-- START --

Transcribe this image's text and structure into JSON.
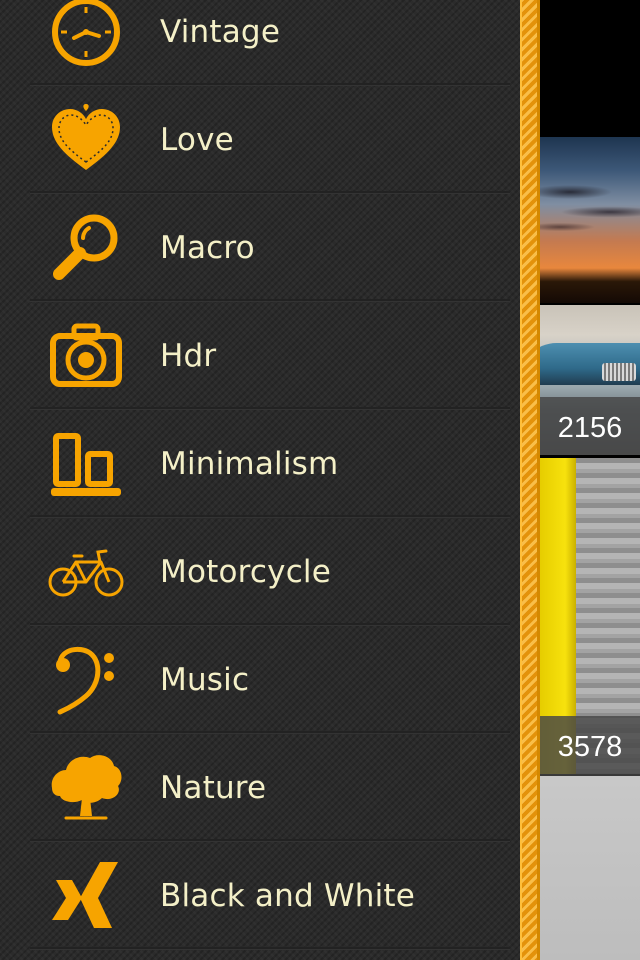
{
  "menu": {
    "items": [
      {
        "label": "Vintage",
        "icon": "clock-icon"
      },
      {
        "label": "Love",
        "icon": "heart-icon"
      },
      {
        "label": "Macro",
        "icon": "magnifier-icon"
      },
      {
        "label": "Hdr",
        "icon": "camera-icon"
      },
      {
        "label": "Minimalism",
        "icon": "bars-icon"
      },
      {
        "label": "Motorcycle",
        "icon": "bicycle-icon"
      },
      {
        "label": "Music",
        "icon": "bass-clef-icon"
      },
      {
        "label": "Nature",
        "icon": "tree-icon"
      },
      {
        "label": "Black and White",
        "icon": "xing-icon"
      }
    ]
  },
  "gallery": {
    "counts": [
      "2156",
      "3578"
    ]
  },
  "colors": {
    "accent": "#f7a400",
    "menu_bg": "#2b2b2b",
    "label_text": "#f4f0c8"
  }
}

-- END --

** Objective **
Pull every line containing the word "icon" out of the entries above.

** Exercise solution **
        "icon": "clock-icon"
        "icon": "heart-icon"
        "icon": "magnifier-icon"
        "icon": "camera-icon"
        "icon": "bars-icon"
        "icon": "bicycle-icon"
        "icon": "bass-clef-icon"
        "icon": "tree-icon"
        "icon": "xing-icon"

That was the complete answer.